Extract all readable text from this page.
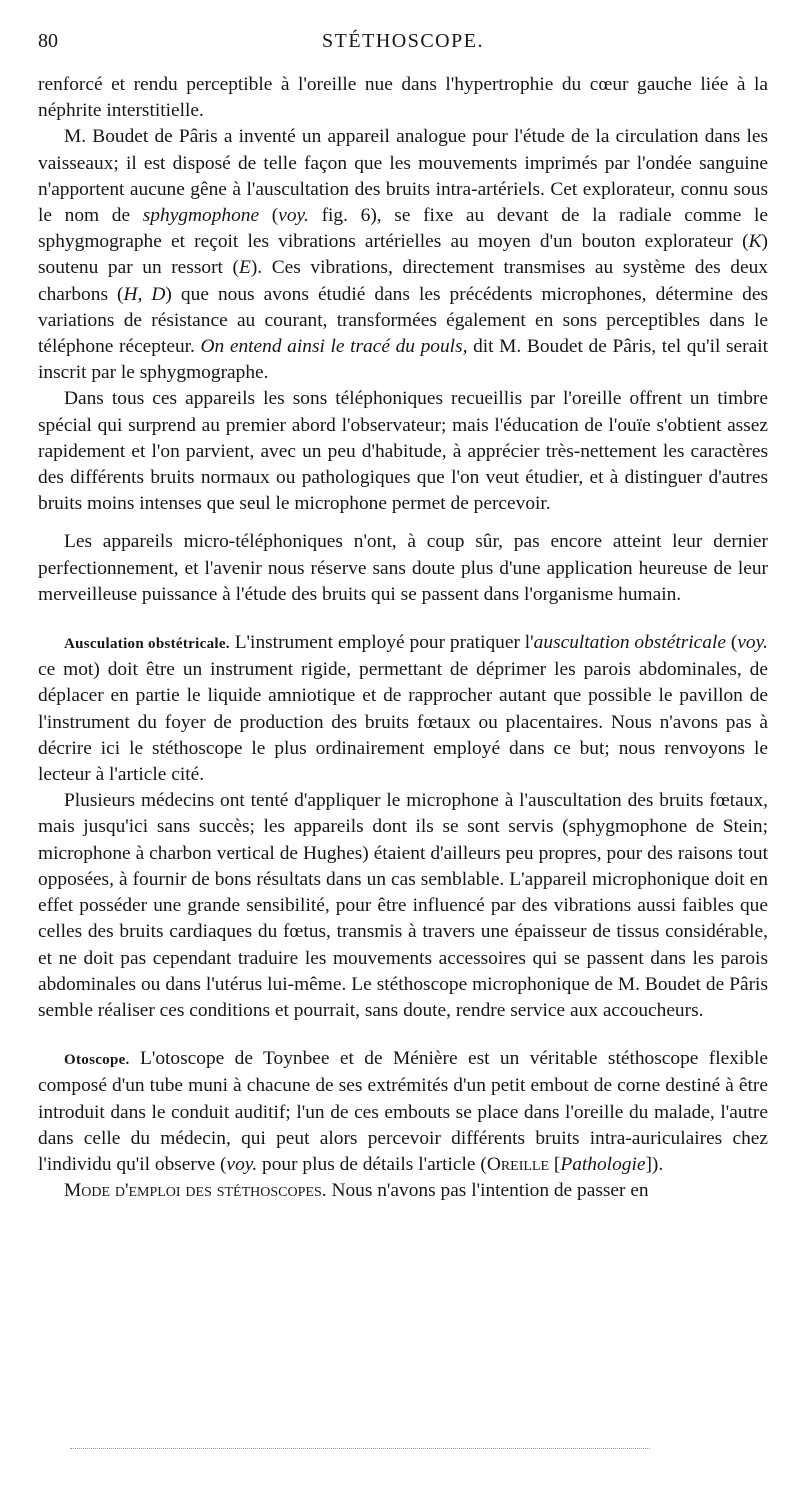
80	STÉTHOSCOPE.

renforcé et rendu perceptible à l'oreille nue dans l'hypertrophie du cœur gauche liée à la néphrite interstitielle.

M. Boudet de Pâris a inventé un appareil analogue pour l'étude de la circulation dans les vaisseaux; il est disposé de telle façon que les mouvements imprimés par l'ondée sanguine n'apportent aucune gêne à l'auscultation des bruits intra-artériels. Cet explorateur, connu sous le nom de sphygmophone (voy. fig. 6), se fixe au devant de la radiale comme le sphygmographe et reçoit les vibrations artérielles au moyen d'un bouton explorateur (K) soutenu par un ressort (E). Ces vibrations, directement transmises au système des deux charbons (H, D) que nous avons étudié dans les précédents microphones, détermine des variations de résistance au courant, transformées également en sons perceptibles dans le téléphone récepteur. On entend ainsi le tracé du pouls, dit M. Boudet de Pâris, tel qu'il serait inscrit par le sphygmographe.

Dans tous ces appareils les sons téléphoniques recueillis par l'oreille offrent un timbre spécial qui surprend au premier abord l'observateur; mais l'éducation de l'ouïe s'obtient assez rapidement et l'on parvient, avec un peu d'habitude, à apprécier très-nettement les caractères des différents bruits normaux ou pathologiques que l'on veut étudier, et à distinguer d'autres bruits moins intenses que seul le microphone permet de percevoir.

Les appareils micro-téléphoniques n'ont, à coup sûr, pas encore atteint leur dernier perfectionnement, et l'avenir nous réserve sans doute plus d'une application heureuse de leur merveilleuse puissance à l'étude des bruits qui se passent dans l'organisme humain.

Ausculation obstétricale. L'instrument employé pour pratiquer l'auscultation obstétricale (voy. ce mot) doit être un instrument rigide, permettant de déprimer les parois abdominales, de déplacer en partie le liquide amniotique et de rapprocher autant que possible le pavillon de l'instrument du foyer de production des bruits fœtaux ou placentaires. Nous n'avons pas à décrire ici le stéthoscope le plus ordinairement employé dans ce but; nous renvoyons le lecteur à l'article cité.

Plusieurs médecins ont tenté d'appliquer le microphone à l'auscultation des bruits fœtaux, mais jusqu'ici sans succès; les appareils dont ils se sont servis (sphygmophone de Stein; microphone à charbon vertical de Hughes) étaient d'ailleurs peu propres, pour des raisons tout opposées, à fournir de bons résultats dans un cas semblable. L'appareil microphonique doit en effet posséder une grande sensibilité, pour être influencé par des vibrations aussi faibles que celles des bruits cardiaques du fœtus, transmis à travers une épaisseur de tissus considérable, et ne doit pas cependant traduire les mouvements accessoires qui se passent dans les parois abdominales ou dans l'utérus lui-même. Le stéthoscope microphonique de M. Boudet de Pâris semble réaliser ces conditions et pourrait, sans doute, rendre service aux accoucheurs.

Otoscope. L'otoscope de Toynbee et de Ménière est un véritable stéthoscope flexible composé d'un tube muni à chacune de ses extrémités d'un petit embout de corne destiné à être introduit dans le conduit auditif; l'un de ces embouts se place dans l'oreille du malade, l'autre dans celle du médecin, qui peut alors percevoir différents bruits intra-auriculaires chez l'individu qu'il observe (voy. pour plus de détails l'article (Oreille [Pathologie]).

Mode d'emploi des stéthoscopes. Nous n'avons pas l'intention de passer en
###
* **Exercise requirements**: Give only the number of lines that include the word "téléphoniques".

* **Solution to the exercise**: 2